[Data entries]
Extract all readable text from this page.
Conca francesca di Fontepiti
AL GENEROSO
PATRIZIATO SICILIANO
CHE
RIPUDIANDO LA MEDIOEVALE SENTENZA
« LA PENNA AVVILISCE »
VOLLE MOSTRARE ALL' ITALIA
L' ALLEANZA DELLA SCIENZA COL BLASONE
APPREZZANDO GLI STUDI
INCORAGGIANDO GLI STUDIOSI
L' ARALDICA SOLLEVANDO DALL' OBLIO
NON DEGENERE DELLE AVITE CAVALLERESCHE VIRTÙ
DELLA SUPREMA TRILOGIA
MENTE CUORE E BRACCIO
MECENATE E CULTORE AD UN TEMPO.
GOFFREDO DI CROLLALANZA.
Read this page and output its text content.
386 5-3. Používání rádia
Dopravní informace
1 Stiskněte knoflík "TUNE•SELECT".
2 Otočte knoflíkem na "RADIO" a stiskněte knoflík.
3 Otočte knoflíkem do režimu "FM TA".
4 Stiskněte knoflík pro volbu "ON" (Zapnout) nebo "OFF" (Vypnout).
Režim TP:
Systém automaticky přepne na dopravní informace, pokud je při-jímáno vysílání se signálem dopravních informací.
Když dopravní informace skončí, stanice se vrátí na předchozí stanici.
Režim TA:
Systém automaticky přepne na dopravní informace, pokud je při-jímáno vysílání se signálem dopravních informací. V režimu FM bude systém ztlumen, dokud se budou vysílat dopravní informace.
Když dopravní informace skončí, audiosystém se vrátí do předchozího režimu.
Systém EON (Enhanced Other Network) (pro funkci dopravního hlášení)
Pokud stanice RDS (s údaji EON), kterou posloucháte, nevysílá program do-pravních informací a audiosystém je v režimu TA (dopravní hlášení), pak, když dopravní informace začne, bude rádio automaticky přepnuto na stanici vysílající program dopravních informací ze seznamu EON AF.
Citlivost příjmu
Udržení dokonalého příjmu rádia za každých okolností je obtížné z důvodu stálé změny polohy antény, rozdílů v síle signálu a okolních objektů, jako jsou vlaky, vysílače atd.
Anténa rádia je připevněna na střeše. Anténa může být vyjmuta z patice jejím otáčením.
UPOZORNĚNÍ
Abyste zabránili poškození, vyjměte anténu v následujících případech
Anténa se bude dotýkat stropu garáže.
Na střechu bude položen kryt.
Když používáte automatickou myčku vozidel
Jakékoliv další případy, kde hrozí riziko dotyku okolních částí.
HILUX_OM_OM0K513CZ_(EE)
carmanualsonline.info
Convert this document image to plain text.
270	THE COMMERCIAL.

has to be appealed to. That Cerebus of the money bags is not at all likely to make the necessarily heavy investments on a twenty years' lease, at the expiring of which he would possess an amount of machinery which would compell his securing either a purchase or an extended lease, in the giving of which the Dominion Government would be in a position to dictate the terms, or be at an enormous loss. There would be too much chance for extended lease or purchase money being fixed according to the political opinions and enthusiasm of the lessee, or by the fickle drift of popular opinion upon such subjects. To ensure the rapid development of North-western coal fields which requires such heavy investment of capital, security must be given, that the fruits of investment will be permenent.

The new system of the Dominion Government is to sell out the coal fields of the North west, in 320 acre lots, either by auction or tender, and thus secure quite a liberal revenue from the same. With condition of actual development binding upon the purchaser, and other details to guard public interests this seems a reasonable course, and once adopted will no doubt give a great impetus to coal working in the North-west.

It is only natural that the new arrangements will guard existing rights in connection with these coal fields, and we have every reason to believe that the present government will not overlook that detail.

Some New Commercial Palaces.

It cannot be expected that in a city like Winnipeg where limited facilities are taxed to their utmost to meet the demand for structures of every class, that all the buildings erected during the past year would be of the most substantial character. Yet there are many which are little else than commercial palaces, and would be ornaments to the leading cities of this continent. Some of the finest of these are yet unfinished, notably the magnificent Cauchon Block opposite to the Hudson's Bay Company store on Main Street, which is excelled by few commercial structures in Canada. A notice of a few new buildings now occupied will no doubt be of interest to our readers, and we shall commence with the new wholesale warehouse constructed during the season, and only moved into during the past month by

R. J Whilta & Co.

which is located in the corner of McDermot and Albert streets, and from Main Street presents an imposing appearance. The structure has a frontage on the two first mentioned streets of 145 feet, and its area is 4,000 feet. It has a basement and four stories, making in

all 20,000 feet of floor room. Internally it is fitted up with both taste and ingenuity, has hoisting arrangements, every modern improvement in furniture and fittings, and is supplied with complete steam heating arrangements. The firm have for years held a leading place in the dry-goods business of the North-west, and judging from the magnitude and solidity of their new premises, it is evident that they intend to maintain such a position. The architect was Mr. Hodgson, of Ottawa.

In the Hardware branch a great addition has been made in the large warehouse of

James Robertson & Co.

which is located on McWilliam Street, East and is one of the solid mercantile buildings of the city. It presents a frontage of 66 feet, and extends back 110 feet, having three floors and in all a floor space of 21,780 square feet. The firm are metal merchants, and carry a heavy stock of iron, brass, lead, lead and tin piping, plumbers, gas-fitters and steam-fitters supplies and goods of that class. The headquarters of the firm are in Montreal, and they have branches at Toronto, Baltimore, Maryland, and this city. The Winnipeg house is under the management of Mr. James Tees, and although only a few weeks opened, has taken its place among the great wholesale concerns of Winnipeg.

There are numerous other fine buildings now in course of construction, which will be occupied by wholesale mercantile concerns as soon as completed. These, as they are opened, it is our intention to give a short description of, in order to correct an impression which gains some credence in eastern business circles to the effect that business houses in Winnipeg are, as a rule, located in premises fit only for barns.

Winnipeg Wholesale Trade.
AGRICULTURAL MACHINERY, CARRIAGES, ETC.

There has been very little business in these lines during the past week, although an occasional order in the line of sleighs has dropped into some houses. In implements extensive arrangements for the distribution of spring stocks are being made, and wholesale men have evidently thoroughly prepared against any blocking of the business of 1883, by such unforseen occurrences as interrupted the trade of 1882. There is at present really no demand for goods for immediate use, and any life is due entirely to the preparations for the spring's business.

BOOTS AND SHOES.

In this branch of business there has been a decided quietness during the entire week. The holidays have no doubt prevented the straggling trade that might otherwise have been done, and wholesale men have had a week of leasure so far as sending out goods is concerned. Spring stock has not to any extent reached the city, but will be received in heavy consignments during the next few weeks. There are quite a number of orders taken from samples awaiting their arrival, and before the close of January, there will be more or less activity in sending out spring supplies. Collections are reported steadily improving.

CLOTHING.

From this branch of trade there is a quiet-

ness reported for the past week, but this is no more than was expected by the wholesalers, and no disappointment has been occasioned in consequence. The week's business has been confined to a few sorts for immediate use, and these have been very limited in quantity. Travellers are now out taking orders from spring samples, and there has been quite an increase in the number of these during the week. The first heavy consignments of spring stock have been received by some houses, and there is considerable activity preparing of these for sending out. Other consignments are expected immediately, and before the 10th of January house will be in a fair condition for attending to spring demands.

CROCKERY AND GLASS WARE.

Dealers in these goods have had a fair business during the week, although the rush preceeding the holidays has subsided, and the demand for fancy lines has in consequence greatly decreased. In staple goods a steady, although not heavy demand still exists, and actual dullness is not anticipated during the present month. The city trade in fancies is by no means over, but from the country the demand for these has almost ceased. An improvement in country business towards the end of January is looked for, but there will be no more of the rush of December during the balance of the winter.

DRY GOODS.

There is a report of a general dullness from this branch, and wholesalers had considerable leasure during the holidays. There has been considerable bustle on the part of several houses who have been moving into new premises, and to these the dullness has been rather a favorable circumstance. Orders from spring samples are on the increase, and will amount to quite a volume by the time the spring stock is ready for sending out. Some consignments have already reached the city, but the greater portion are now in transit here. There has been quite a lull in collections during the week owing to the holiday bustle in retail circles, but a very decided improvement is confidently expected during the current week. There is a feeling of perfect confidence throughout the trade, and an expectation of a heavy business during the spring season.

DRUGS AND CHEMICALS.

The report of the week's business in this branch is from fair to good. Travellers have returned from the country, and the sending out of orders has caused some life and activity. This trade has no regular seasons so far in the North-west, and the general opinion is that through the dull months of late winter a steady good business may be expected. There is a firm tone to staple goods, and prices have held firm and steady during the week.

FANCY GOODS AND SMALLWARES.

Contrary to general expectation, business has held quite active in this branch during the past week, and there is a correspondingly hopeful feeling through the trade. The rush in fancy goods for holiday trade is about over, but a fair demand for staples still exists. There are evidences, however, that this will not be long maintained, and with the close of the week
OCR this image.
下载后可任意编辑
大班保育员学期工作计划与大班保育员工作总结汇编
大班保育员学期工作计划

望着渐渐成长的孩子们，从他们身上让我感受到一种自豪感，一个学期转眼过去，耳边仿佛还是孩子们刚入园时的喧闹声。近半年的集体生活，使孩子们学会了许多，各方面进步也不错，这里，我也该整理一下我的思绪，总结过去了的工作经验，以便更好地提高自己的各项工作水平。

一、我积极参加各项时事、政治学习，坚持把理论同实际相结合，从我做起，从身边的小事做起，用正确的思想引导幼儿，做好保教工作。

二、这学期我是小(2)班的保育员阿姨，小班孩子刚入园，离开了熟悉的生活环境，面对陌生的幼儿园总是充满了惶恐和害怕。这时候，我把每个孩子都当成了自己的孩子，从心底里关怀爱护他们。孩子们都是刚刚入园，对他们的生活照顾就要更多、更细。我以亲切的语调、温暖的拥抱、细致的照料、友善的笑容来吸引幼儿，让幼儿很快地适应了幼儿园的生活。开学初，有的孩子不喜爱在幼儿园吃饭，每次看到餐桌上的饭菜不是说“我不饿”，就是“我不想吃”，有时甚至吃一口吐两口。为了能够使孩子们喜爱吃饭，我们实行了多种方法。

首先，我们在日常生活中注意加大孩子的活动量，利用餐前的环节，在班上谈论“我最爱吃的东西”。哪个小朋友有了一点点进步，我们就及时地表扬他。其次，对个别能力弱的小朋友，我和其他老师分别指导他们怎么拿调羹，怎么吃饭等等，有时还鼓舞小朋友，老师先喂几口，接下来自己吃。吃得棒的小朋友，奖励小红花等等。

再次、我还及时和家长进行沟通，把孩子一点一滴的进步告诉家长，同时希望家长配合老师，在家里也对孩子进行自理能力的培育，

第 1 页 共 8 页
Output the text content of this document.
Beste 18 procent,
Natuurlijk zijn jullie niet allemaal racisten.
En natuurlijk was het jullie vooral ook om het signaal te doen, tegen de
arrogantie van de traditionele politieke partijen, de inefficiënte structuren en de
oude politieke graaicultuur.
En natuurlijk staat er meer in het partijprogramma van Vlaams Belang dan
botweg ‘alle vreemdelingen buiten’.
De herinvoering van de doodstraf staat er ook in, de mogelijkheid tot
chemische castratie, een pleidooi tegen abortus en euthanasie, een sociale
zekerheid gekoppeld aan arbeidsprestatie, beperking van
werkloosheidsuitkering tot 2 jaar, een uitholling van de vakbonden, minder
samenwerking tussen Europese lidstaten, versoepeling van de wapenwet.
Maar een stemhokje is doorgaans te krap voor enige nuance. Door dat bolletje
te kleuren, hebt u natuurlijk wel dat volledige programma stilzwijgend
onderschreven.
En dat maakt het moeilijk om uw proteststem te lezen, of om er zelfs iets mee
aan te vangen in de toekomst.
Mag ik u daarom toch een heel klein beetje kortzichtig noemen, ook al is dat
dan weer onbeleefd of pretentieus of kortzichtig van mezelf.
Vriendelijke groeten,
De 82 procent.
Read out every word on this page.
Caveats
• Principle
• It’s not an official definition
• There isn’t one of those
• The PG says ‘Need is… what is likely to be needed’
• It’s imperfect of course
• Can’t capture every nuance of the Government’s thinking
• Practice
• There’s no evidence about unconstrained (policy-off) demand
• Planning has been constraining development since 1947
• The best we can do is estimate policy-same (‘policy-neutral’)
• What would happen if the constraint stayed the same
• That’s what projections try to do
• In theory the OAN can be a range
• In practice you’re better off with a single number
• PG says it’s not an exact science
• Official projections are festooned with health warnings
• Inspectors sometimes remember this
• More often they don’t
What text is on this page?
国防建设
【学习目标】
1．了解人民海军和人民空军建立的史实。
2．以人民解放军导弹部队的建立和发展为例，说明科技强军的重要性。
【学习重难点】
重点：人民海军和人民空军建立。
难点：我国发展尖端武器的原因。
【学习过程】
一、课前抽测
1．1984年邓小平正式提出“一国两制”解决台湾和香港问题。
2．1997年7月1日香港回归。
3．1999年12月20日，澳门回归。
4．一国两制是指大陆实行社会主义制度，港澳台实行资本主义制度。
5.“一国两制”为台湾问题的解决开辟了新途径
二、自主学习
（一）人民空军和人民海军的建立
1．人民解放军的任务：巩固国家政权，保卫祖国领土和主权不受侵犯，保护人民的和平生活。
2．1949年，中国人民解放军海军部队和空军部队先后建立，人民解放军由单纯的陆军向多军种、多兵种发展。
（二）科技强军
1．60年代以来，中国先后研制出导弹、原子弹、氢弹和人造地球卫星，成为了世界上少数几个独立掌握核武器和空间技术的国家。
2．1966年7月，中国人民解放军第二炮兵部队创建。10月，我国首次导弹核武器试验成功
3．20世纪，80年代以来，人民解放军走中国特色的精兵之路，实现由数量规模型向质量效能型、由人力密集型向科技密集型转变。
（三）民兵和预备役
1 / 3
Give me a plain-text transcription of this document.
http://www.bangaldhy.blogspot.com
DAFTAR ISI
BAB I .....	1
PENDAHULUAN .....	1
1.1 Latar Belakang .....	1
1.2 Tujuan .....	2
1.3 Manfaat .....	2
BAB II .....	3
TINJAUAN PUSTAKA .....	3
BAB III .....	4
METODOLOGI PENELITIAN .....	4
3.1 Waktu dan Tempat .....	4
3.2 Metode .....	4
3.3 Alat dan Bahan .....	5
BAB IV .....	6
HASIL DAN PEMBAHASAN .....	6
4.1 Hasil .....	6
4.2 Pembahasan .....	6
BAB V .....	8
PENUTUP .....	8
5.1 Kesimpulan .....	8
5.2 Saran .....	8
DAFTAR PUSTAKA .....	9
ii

**WHAT YOU SHOULD DO**
From the line containing "Give me a plain-text" down to the final line of the data, write out every line exactly; both the first and last of these belong in your answer, and nothing else does.

**EXPECTED ANSWER**
Give me a plain-text transcription of this document.
http://www.bangaldhy.blogspot.com
DAFTAR ISI
BAB I .....	1
PENDAHULUAN .....	1
1.1 Latar Belakang .....	1
1.2 Tujuan .....	2
1.3 Manfaat .....	2
BAB II .....	3
TINJAUAN PUSTAKA .....	3
BAB III .....	4
METODOLOGI PENELITIAN .....	4
3.1 Waktu dan Tempat .....	4
3.2 Metode .....	4
3.3 Alat dan Bahan .....	5
BAB IV .....	6
HASIL DAN PEMBAHASAN .....	6
4.1 Hasil .....	6
4.2 Pembahasan .....	6
BAB V .....	8
PENUTUP .....	8
5.1 Kesimpulan .....	8
5.2 Saran .....	8
DAFTAR PUSTAKA .....	9
ii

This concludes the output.